Work to be completed>
Omit the pictures, then reproduce every remaining record exactly.

#### Records for this exercise ####

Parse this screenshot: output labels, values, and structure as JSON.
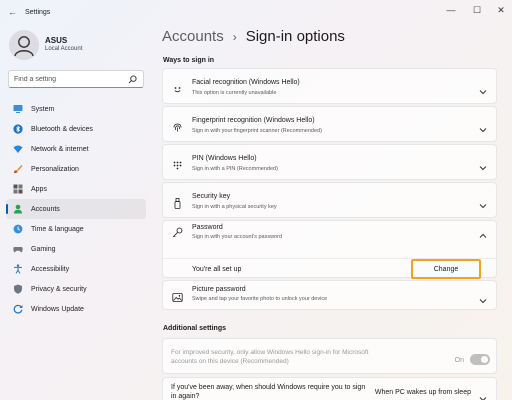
{
  "window": {
    "title": "Settings"
  },
  "profile": {
    "name": "ASUS",
    "account_type": "Local Account"
  },
  "search": {
    "placeholder": "Find a setting"
  },
  "sidebar": {
    "items": [
      {
        "label": "System",
        "icon": "monitor-icon"
      },
      {
        "label": "Bluetooth & devices",
        "icon": "bluetooth-icon"
      },
      {
        "label": "Network & internet",
        "icon": "wifi-icon"
      },
      {
        "label": "Personalization",
        "icon": "brush-icon"
      },
      {
        "label": "Apps",
        "icon": "apps-icon"
      },
      {
        "label": "Accounts",
        "icon": "person-icon",
        "active": true
      },
      {
        "label": "Time & language",
        "icon": "globe-clock-icon"
      },
      {
        "label": "Gaming",
        "icon": "gamepad-icon"
      },
      {
        "label": "Accessibility",
        "icon": "accessibility-icon"
      },
      {
        "label": "Privacy & security",
        "icon": "shield-icon"
      },
      {
        "label": "Windows Update",
        "icon": "update-icon"
      }
    ]
  },
  "breadcrumb": {
    "parent": "Accounts",
    "separator": "›",
    "current": "Sign-in options"
  },
  "ways": {
    "title": "Ways to sign in",
    "cards": [
      {
        "title": "Facial recognition (Windows Hello)",
        "subtitle": "This option is currently unavailable"
      },
      {
        "title": "Fingerprint recognition (Windows Hello)",
        "subtitle": "Sign in with your fingerprint scanner (Recommended)"
      },
      {
        "title": "PIN (Windows Hello)",
        "subtitle": "Sign in with a PIN (Recommended)"
      },
      {
        "title": "Security key",
        "subtitle": "Sign in with a physical security key"
      },
      {
        "title": "Password",
        "subtitle": "Sign in with your account's password",
        "status": "You're all set up",
        "button": "Change"
      },
      {
        "title": "Picture password",
        "subtitle": "Swipe and tap your favorite photo to unlock your device"
      }
    ]
  },
  "additional": {
    "title": "Additional settings",
    "hello_only": {
      "text": "For improved security, only allow Windows Hello sign-in for Microsoft accounts on this device (Recommended)",
      "toggle_label": "On"
    },
    "require_signin": {
      "text": "If you've been away, when should Windows require you to sign in again?",
      "value": "When PC wakes up from sleep"
    }
  },
  "colors": {
    "accent": "#005fb8",
    "focus_outline": "#f0a224"
  }
}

####

Answer>
Parse this screenshot: output labels, values, and structure as JSON.
{
  "window": {
    "title": "Settings"
  },
  "profile": {
    "name": "ASUS",
    "account_type": "Local Account"
  },
  "search": {
    "placeholder": "Find a setting"
  },
  "sidebar": {
    "items": [
      {
        "label": "System",
        "icon": "monitor-icon"
      },
      {
        "label": "Bluetooth & devices",
        "icon": "bluetooth-icon"
      },
      {
        "label": "Network & internet",
        "icon": "wifi-icon"
      },
      {
        "label": "Personalization",
        "icon": "brush-icon"
      },
      {
        "label": "Apps",
        "icon": "apps-icon"
      },
      {
        "label": "Accounts",
        "icon": "person-icon",
        "active": true
      },
      {
        "label": "Time & language",
        "icon": "globe-clock-icon"
      },
      {
        "label": "Gaming",
        "icon": "gamepad-icon"
      },
      {
        "label": "Accessibility",
        "icon": "accessibility-icon"
      },
      {
        "label": "Privacy & security",
        "icon": "shield-icon"
      },
      {
        "label": "Windows Update",
        "icon": "update-icon"
      }
    ]
  },
  "breadcrumb": {
    "parent": "Accounts",
    "separator": "›",
    "current": "Sign-in options"
  },
  "ways": {
    "title": "Ways to sign in",
    "cards": [
      {
        "title": "Facial recognition (Windows Hello)",
        "subtitle": "This option is currently unavailable"
      },
      {
        "title": "Fingerprint recognition (Windows Hello)",
        "subtitle": "Sign in with your fingerprint scanner (Recommended)"
      },
      {
        "title": "PIN (Windows Hello)",
        "subtitle": "Sign in with a PIN (Recommended)"
      },
      {
        "title": "Security key",
        "subtitle": "Sign in with a physical security key"
      },
      {
        "title": "Password",
        "subtitle": "Sign in with your account's password",
        "status": "You're all set up",
        "button": "Change"
      },
      {
        "title": "Picture password",
        "subtitle": "Swipe and tap your favorite photo to unlock your device"
      }
    ]
  },
  "additional": {
    "title": "Additional settings",
    "hello_only": {
      "text": "For improved security, only allow Windows Hello sign-in for Microsoft accounts on this device (Recommended)",
      "toggle_label": "On"
    },
    "require_signin": {
      "text": "If you've been away, when should Windows require you to sign in again?",
      "value": "When PC wakes up from sleep"
    }
  },
  "colors": {
    "accent": "#005fb8",
    "focus_outline": "#f0a224"
  }
}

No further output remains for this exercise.